DATA EXCERPTS:
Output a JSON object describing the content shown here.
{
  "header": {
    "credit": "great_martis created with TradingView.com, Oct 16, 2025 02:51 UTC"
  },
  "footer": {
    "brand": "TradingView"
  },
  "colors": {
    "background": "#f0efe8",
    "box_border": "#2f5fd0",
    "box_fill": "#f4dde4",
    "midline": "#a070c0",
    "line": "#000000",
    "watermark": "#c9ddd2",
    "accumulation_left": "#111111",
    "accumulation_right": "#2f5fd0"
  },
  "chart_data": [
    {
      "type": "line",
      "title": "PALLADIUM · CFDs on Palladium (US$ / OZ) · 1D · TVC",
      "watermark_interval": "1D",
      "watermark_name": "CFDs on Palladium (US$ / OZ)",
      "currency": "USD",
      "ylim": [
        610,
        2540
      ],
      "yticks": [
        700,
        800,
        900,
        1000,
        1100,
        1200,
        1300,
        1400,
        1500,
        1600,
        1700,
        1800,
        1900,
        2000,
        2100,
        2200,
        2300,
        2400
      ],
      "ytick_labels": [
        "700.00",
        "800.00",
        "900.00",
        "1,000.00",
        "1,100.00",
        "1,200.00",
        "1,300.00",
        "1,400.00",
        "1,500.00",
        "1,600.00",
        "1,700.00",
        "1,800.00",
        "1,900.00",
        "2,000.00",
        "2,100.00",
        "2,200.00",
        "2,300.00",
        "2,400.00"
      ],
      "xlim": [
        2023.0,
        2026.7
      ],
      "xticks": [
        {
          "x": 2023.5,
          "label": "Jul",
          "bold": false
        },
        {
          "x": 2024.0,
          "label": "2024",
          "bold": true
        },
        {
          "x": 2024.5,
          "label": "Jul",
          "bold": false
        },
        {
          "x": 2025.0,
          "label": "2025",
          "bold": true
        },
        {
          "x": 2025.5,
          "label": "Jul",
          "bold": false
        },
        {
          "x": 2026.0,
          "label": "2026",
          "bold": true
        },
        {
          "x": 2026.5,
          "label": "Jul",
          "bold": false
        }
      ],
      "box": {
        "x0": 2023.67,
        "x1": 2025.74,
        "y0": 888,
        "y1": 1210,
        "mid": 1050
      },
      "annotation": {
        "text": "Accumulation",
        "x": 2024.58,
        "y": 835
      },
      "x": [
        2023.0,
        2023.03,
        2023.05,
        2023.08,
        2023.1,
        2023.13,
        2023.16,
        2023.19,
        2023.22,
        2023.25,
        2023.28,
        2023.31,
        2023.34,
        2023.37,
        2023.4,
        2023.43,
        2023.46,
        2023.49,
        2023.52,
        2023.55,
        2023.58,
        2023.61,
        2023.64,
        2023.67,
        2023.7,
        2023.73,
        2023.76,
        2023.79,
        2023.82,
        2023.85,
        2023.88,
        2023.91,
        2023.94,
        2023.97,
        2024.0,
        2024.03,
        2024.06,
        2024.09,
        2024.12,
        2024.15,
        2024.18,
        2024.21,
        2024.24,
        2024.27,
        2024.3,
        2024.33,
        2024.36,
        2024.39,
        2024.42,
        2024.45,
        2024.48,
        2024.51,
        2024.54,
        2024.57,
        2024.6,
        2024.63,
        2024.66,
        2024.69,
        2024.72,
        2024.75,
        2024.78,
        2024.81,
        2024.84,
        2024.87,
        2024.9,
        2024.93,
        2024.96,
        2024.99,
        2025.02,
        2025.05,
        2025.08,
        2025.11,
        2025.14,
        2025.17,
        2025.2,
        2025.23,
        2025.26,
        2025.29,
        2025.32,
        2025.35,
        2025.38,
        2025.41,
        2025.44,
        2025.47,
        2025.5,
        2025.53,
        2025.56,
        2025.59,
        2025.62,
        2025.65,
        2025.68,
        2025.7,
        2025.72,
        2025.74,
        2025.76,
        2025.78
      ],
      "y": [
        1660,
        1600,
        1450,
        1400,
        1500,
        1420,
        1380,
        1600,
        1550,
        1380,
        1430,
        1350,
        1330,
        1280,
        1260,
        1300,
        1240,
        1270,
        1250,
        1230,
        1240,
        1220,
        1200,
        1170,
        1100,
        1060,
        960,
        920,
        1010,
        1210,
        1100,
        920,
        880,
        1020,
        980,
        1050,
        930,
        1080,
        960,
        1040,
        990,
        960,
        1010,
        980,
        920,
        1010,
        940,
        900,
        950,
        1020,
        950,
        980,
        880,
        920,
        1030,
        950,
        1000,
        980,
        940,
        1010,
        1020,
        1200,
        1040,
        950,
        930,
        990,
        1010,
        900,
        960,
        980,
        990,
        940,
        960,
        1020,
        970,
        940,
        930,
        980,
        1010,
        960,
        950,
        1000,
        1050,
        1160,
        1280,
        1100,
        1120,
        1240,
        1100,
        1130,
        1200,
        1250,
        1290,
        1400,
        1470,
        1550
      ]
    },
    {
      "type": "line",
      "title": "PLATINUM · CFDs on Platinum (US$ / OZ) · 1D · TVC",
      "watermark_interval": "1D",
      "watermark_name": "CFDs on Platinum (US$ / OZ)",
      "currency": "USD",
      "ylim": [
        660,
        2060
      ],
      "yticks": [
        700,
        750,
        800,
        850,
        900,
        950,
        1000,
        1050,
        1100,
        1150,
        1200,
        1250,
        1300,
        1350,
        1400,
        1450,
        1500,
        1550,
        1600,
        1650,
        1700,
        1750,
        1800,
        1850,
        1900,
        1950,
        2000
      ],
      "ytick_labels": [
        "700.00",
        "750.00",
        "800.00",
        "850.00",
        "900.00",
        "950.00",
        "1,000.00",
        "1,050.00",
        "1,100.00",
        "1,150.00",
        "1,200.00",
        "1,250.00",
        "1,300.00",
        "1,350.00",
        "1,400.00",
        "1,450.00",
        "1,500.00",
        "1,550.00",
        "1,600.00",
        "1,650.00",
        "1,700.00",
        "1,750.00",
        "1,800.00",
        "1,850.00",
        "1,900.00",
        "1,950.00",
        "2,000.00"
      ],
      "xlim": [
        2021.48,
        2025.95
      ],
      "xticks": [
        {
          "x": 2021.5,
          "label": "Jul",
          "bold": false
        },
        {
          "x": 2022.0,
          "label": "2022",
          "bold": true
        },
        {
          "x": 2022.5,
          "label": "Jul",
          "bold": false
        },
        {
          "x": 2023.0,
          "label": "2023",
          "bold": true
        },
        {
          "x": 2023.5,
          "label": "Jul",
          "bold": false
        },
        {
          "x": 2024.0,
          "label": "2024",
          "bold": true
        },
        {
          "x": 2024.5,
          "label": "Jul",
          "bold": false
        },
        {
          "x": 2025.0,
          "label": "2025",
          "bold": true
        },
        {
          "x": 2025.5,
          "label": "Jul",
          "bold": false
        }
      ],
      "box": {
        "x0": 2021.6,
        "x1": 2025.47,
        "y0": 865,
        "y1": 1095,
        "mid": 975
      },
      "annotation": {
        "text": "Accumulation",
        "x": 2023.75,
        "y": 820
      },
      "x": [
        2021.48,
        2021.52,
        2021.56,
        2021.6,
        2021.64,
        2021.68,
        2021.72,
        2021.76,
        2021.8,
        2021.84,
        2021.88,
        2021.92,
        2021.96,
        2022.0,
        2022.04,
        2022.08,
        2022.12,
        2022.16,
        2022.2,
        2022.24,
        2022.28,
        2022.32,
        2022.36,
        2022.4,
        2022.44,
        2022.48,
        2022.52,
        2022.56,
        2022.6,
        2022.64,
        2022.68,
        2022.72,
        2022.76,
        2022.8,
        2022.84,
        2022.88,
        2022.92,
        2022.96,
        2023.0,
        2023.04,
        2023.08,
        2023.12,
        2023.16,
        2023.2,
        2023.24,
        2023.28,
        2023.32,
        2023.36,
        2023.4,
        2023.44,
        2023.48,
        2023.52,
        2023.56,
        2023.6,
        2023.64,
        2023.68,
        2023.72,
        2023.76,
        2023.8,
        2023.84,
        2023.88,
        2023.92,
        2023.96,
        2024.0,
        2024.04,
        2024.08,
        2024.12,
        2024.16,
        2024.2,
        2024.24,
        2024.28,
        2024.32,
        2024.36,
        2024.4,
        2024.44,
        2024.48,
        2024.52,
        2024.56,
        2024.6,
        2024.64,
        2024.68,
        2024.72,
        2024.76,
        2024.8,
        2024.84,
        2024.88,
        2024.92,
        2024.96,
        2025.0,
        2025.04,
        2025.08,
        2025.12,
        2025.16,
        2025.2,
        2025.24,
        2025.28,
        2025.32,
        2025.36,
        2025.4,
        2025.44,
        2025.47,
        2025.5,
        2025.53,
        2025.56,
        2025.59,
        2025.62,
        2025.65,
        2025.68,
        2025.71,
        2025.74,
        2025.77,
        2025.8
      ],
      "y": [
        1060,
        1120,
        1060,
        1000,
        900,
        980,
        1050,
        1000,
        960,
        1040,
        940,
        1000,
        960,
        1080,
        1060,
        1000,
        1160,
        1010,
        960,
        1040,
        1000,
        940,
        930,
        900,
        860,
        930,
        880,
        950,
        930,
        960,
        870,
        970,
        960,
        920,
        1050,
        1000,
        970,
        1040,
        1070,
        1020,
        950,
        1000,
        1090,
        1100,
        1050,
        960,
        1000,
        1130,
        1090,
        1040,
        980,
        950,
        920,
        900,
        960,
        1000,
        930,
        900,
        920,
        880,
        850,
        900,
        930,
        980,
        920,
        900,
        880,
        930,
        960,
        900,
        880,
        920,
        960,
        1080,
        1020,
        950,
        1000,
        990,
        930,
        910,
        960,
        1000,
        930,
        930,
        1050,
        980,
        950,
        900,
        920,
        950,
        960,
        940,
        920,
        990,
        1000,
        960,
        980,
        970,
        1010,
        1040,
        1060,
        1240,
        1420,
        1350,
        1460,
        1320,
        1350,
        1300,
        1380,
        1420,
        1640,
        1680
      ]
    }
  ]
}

WRITTEN TASK:
From the entries above, copy each line holding "title".

RESPONSE:
      "title": "PALLADIUM · CFDs on Palladium (US$ / OZ) · 1D · TVC",
      "title": "PLATINUM · CFDs on Platinum (US$ / OZ) · 1D · TVC",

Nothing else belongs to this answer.